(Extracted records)
****

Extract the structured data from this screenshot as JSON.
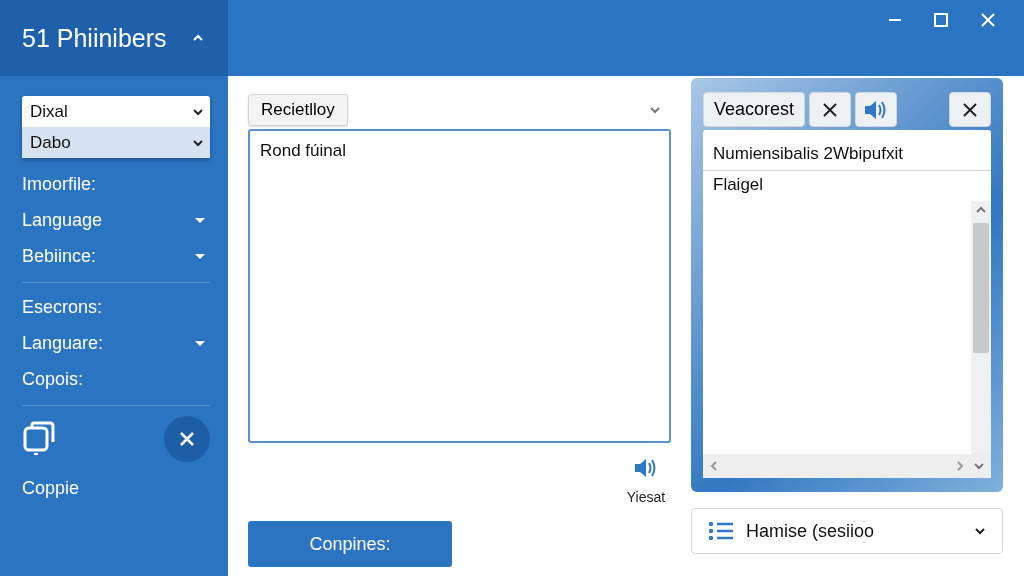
{
  "sidebar": {
    "title": "51 Phiinibers",
    "pickers": [
      {
        "value": "Dixal",
        "selected": false
      },
      {
        "value": "Dabo",
        "selected": true
      }
    ],
    "sections": [
      [
        {
          "kind": "label",
          "text": "Imoorfile:"
        },
        {
          "kind": "dropdown",
          "text": "Language"
        },
        {
          "kind": "dropdown",
          "text": "Bebiince:"
        }
      ],
      [
        {
          "kind": "label",
          "text": "Esecrons:"
        },
        {
          "kind": "dropdown",
          "text": "Languare:"
        },
        {
          "kind": "label",
          "text": "Copois:"
        }
      ]
    ],
    "action_label": "Coppie"
  },
  "editor": {
    "tab": "Recietlloy",
    "value": "Rond fúinal",
    "speak_label": "Yiesat",
    "button": "Conpines:"
  },
  "panel": {
    "tab": "Veacorest",
    "lines": [
      "Numiensibalis 2Wbipufxit",
      "Flaigel"
    ],
    "dropdown": "Hamise (sesiioo"
  }
}
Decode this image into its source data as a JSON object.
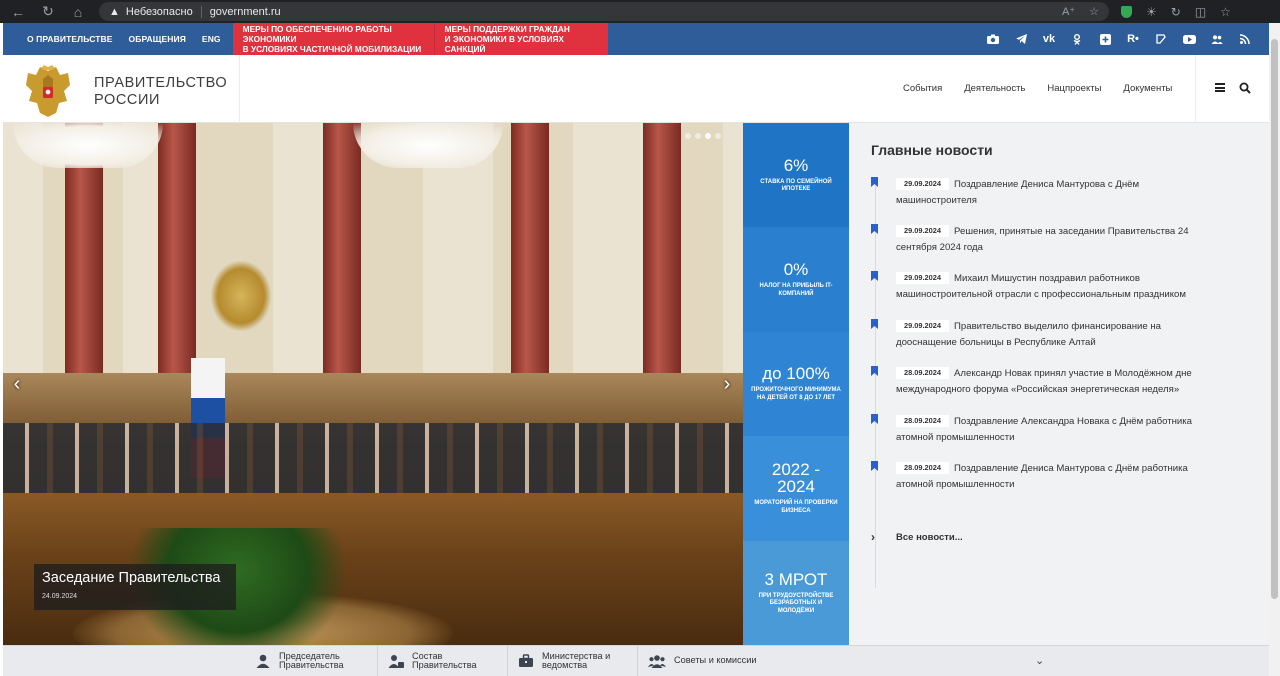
{
  "browser": {
    "security_label": "Небезопасно",
    "url": "government.ru"
  },
  "topbar": {
    "links": [
      "О ПРАВИТЕЛЬСТВЕ",
      "ОБРАЩЕНИЯ",
      "ENG"
    ],
    "promo1_line1": "МЕРЫ ПО ОБЕСПЕЧЕНИЮ РАБОТЫ ЭКОНОМИКИ",
    "promo1_line2": "В УСЛОВИЯХ ЧАСТИЧНОЙ МОБИЛИЗАЦИИ",
    "promo2_line1": "МЕРЫ ПОДДЕРЖКИ ГРАЖДАН",
    "promo2_line2": "И ЭКОНОМИКИ В УСЛОВИЯХ САНКЦИЙ",
    "socials": [
      "camera-icon",
      "telegram-icon",
      "vk-icon",
      "ok-icon",
      "plus-icon",
      "rutube-icon",
      "dzen-icon",
      "youtube-icon",
      "people-icon",
      "rss-icon"
    ]
  },
  "header": {
    "title_line1": "ПРАВИТЕЛЬСТВО",
    "title_line2": "РОССИИ",
    "nav": [
      "События",
      "Деятельность",
      "Нацпроекты",
      "Документы"
    ]
  },
  "hero": {
    "caption_title": "Заседание Правительства",
    "caption_date": "24.09.2024",
    "slides_total": 4,
    "slide_active": 3
  },
  "tiles": [
    {
      "big": "6%",
      "small": "СТАВКА ПО СЕМЕЙНОЙ ИПОТЕКЕ"
    },
    {
      "big": "0%",
      "small": "НАЛОГ НА ПРИБЫЛЬ IT-КОМПАНИЙ"
    },
    {
      "big": "до 100%",
      "small": "ПРОЖИТОЧНОГО МИНИМУМА НА ДЕТЕЙ ОТ 8 ДО 17 ЛЕТ"
    },
    {
      "big": "2022 - 2024",
      "small": "МОРАТОРИЙ НА ПРОВЕРКИ БИЗНЕСА"
    },
    {
      "big": "3 МРОТ",
      "small": "ПРИ ТРУДОУСТРОЙСТВЕ БЕЗРАБОТНЫХ И МОЛОДЁЖИ"
    }
  ],
  "news": {
    "heading": "Главные новости",
    "items": [
      {
        "date": "29.09.2024",
        "text": "Поздравление Дениса Мантурова с Днём машиностроителя"
      },
      {
        "date": "29.09.2024",
        "text": "Решения, принятые на заседании Правительства 24 сентября 2024 года"
      },
      {
        "date": "29.09.2024",
        "text": "Михаил Мишустин поздравил работников машиностроительной отрасли с профессиональным праздником"
      },
      {
        "date": "29.09.2024",
        "text": "Правительство выделило финансирование на дооснащение больницы в Республике Алтай"
      },
      {
        "date": "28.09.2024",
        "text": "Александр Новак принял участие в Молодёжном дне международного форума «Российская энергетическая неделя»"
      },
      {
        "date": "28.09.2024",
        "text": "Поздравление Александра Новака с Днём работника атомной промышленности"
      },
      {
        "date": "28.09.2024",
        "text": "Поздравление Дениса Мантурова с Днём работника атомной промышленности"
      }
    ],
    "all_news": "Все новости..."
  },
  "bottombar": {
    "items": [
      {
        "line1": "Председатель",
        "line2": "Правительства",
        "icon": "person-icon"
      },
      {
        "line1": "Состав",
        "line2": "Правительства",
        "icon": "group-lock-icon"
      },
      {
        "line1": "Министерства и",
        "line2": "ведомства",
        "icon": "briefcase-icon"
      },
      {
        "line1": "Советы и комиссии",
        "line2": "",
        "icon": "team-icon"
      }
    ]
  },
  "colors": {
    "topbar": "#2f5d9a",
    "promo": "#e0313e",
    "tile_blue": "#1f74c5",
    "news_bg": "#f1f2f4",
    "bookmark": "#2a5fd0"
  }
}
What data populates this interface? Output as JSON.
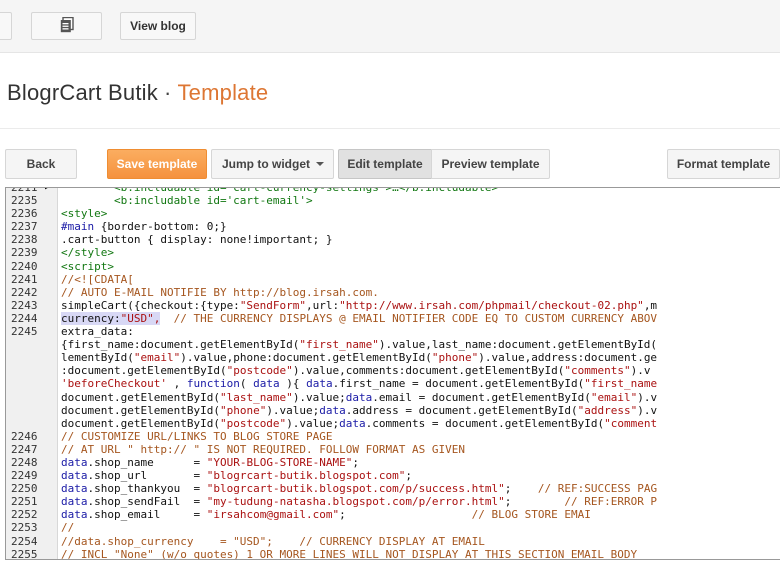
{
  "topbar": {
    "buttons": [
      {
        "name": "left-partial-button",
        "label": ""
      },
      {
        "name": "pages-button",
        "icon": "copy-document-icon",
        "label": ""
      },
      {
        "name": "view-blog-button",
        "label": "View blog"
      }
    ]
  },
  "header": {
    "blog_name": "BlogrCart Butik",
    "separator": "·",
    "section": "Template"
  },
  "actions": {
    "back": "Back",
    "save": "Save template",
    "jump": "Jump to widget",
    "edit": "Edit template",
    "preview": "Preview template",
    "format": "Format template"
  },
  "colors": {
    "accent_orange": "#dd7633",
    "save_button": "#f9a352",
    "tag_green": "#117711",
    "comment_brown": "#a5561f",
    "string_red": "#aa1111",
    "keyword_blue": "#1a1aa6"
  },
  "editor": {
    "lines": [
      {
        "n": "2211",
        "mark": "▶",
        "segs": [
          {
            "c": "c-tag",
            "t": "        <b:includable id='cart-currency-settings'>…</b:includable>"
          }
        ]
      },
      {
        "n": "2235",
        "segs": [
          {
            "c": "c-tag",
            "t": "        <b:includable id='cart-email'>"
          }
        ]
      },
      {
        "n": "2236",
        "segs": [
          {
            "c": "c-tag",
            "t": "<style>"
          }
        ]
      },
      {
        "n": "2237",
        "segs": [
          {
            "c": "c-kw",
            "t": "#main "
          },
          {
            "c": "c-plain",
            "t": "{border-bottom: 0;}"
          }
        ]
      },
      {
        "n": "2238",
        "segs": [
          {
            "c": "c-plain",
            "t": ".cart-button { display: none!important; }"
          }
        ]
      },
      {
        "n": "2239",
        "segs": [
          {
            "c": "c-tag",
            "t": "</style>"
          }
        ]
      },
      {
        "n": "2240",
        "segs": [
          {
            "c": "c-tag",
            "t": "<script>"
          }
        ]
      },
      {
        "n": "2241",
        "segs": [
          {
            "c": "c-cmt",
            "t": "//<![CDATA["
          }
        ]
      },
      {
        "n": "2242",
        "segs": [
          {
            "c": "c-cmt",
            "t": "// AUTO E-MAIL NOTIFIE BY http://blog.irsah.com."
          }
        ]
      },
      {
        "n": "2243",
        "segs": [
          {
            "c": "c-plain",
            "t": "simpleCart({checkout:{type:"
          },
          {
            "c": "c-str",
            "t": "\"SendForm\""
          },
          {
            "c": "c-plain",
            "t": ",url:"
          },
          {
            "c": "c-str",
            "t": "\"http://www.irsah.com/phpmail/checkout-02.php\""
          },
          {
            "c": "c-plain",
            "t": ",m"
          }
        ]
      },
      {
        "n": "2244",
        "segs": [
          {
            "c": "c-plain hl",
            "t": "currency:"
          },
          {
            "c": "c-str hl",
            "t": "\"USD\","
          },
          {
            "c": "c-plain",
            "t": "  "
          },
          {
            "c": "c-cmt",
            "t": "// THE CURRENCY DISPLAYS @ EMAIL NOTIFIER CODE EQ TO CUSTOM CURRENCY ABOV"
          }
        ]
      },
      {
        "n": "2245",
        "segs": [
          {
            "c": "c-plain",
            "t": "extra_data:"
          }
        ]
      },
      {
        "n": "",
        "segs": [
          {
            "c": "c-plain",
            "t": "{first_name:document.getElementById("
          },
          {
            "c": "c-str",
            "t": "\"first_name\""
          },
          {
            "c": "c-plain",
            "t": ").value,last_name:document.getElementById("
          }
        ]
      },
      {
        "n": "",
        "segs": [
          {
            "c": "c-plain",
            "t": "lementById("
          },
          {
            "c": "c-str",
            "t": "\"email\""
          },
          {
            "c": "c-plain",
            "t": ").value,phone:document.getElementById("
          },
          {
            "c": "c-str",
            "t": "\"phone\""
          },
          {
            "c": "c-plain",
            "t": ").value,address:document.ge"
          }
        ]
      },
      {
        "n": "",
        "segs": [
          {
            "c": "c-plain",
            "t": ":document.getElementById("
          },
          {
            "c": "c-str",
            "t": "\"postcode\""
          },
          {
            "c": "c-plain",
            "t": ").value,comments:document.getElementById("
          },
          {
            "c": "c-str",
            "t": "\"comments\""
          },
          {
            "c": "c-plain",
            "t": ").v"
          }
        ]
      },
      {
        "n": "",
        "segs": [
          {
            "c": "c-str",
            "t": "'beforeCheckout'"
          },
          {
            "c": "c-plain",
            "t": " , "
          },
          {
            "c": "c-kw",
            "t": "function"
          },
          {
            "c": "c-plain",
            "t": "( "
          },
          {
            "c": "c-kw",
            "t": "data"
          },
          {
            "c": "c-plain",
            "t": " ){ "
          },
          {
            "c": "c-kw",
            "t": "data"
          },
          {
            "c": "c-plain",
            "t": ".first_name = document.getElementById("
          },
          {
            "c": "c-str",
            "t": "\"first_name"
          }
        ]
      },
      {
        "n": "",
        "segs": [
          {
            "c": "c-plain",
            "t": "document.getElementById("
          },
          {
            "c": "c-str",
            "t": "\"last_name\""
          },
          {
            "c": "c-plain",
            "t": ").value;"
          },
          {
            "c": "c-kw",
            "t": "data"
          },
          {
            "c": "c-plain",
            "t": ".email = document.getElementById("
          },
          {
            "c": "c-str",
            "t": "\"email\""
          },
          {
            "c": "c-plain",
            "t": ").v"
          }
        ]
      },
      {
        "n": "",
        "segs": [
          {
            "c": "c-plain",
            "t": "document.getElementById("
          },
          {
            "c": "c-str",
            "t": "\"phone\""
          },
          {
            "c": "c-plain",
            "t": ").value;"
          },
          {
            "c": "c-kw",
            "t": "data"
          },
          {
            "c": "c-plain",
            "t": ".address = document.getElementById("
          },
          {
            "c": "c-str",
            "t": "\"address\""
          },
          {
            "c": "c-plain",
            "t": ").v"
          }
        ]
      },
      {
        "n": "",
        "segs": [
          {
            "c": "c-plain",
            "t": "document.getElementById("
          },
          {
            "c": "c-str",
            "t": "\"postcode\""
          },
          {
            "c": "c-plain",
            "t": ").value;"
          },
          {
            "c": "c-kw",
            "t": "data"
          },
          {
            "c": "c-plain",
            "t": ".comments = document.getElementById("
          },
          {
            "c": "c-str",
            "t": "\"comment"
          }
        ]
      },
      {
        "n": "2246",
        "segs": [
          {
            "c": "c-cmt",
            "t": "// CUSTOMIZE URL/LINKS TO BLOG STORE PAGE"
          }
        ]
      },
      {
        "n": "2247",
        "segs": [
          {
            "c": "c-cmt",
            "t": "// AT URL \" http:// \" IS NOT REQUIRED. FOLLOW FORMAT AS GIVEN"
          }
        ]
      },
      {
        "n": "2248",
        "segs": [
          {
            "c": "c-kw",
            "t": "data"
          },
          {
            "c": "c-plain",
            "t": ".shop_name      = "
          },
          {
            "c": "c-str",
            "t": "\"YOUR-BLOG-STORE-NAME\""
          },
          {
            "c": "c-plain",
            "t": ";"
          }
        ]
      },
      {
        "n": "2249",
        "segs": [
          {
            "c": "c-kw",
            "t": "data"
          },
          {
            "c": "c-plain",
            "t": ".shop_url       = "
          },
          {
            "c": "c-str",
            "t": "\"blogrcart-butik.blogspot.com\""
          },
          {
            "c": "c-plain",
            "t": ";"
          }
        ]
      },
      {
        "n": "2250",
        "segs": [
          {
            "c": "c-kw",
            "t": "data"
          },
          {
            "c": "c-plain",
            "t": ".shop_thankyou  = "
          },
          {
            "c": "c-str",
            "t": "\"blogrcart-butik.blogspot.com/p/success.html\""
          },
          {
            "c": "c-plain",
            "t": ";    "
          },
          {
            "c": "c-cmt",
            "t": "// REF:SUCCESS PAG"
          }
        ]
      },
      {
        "n": "2251",
        "segs": [
          {
            "c": "c-kw",
            "t": "data"
          },
          {
            "c": "c-plain",
            "t": ".shop_sendFail  = "
          },
          {
            "c": "c-str",
            "t": "\"my-tudung-natasha.blogspot.com/p/error.html\""
          },
          {
            "c": "c-plain",
            "t": ";        "
          },
          {
            "c": "c-cmt",
            "t": "// REF:ERROR P"
          }
        ]
      },
      {
        "n": "2252",
        "segs": [
          {
            "c": "c-kw",
            "t": "data"
          },
          {
            "c": "c-plain",
            "t": ".shop_email     = "
          },
          {
            "c": "c-str",
            "t": "\"irsahcom@gmail.com\""
          },
          {
            "c": "c-plain",
            "t": ";                   "
          },
          {
            "c": "c-cmt",
            "t": "// BLOG STORE EMAI"
          }
        ]
      },
      {
        "n": "2253",
        "segs": [
          {
            "c": "c-cmt",
            "t": "//"
          }
        ]
      },
      {
        "n": "2254",
        "segs": [
          {
            "c": "c-cmt",
            "t": "//data.shop_currency    = \"USD\";    // CURRENCY DISPLAY AT EMAIL"
          }
        ]
      },
      {
        "n": "2255",
        "segs": [
          {
            "c": "c-cmt",
            "t": "// INCL \"None\" (w/o quotes) 1 OR MORE LINES WILL NOT DISPLAY AT THIS SECTION EMAIL BODY"
          }
        ]
      }
    ]
  }
}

****

REQUIRED TASK:
Give the number of lines in the material above that have the word "УСЛОВИЯХ" in them, and nothing more.

EXPECTED OUTPUT:
2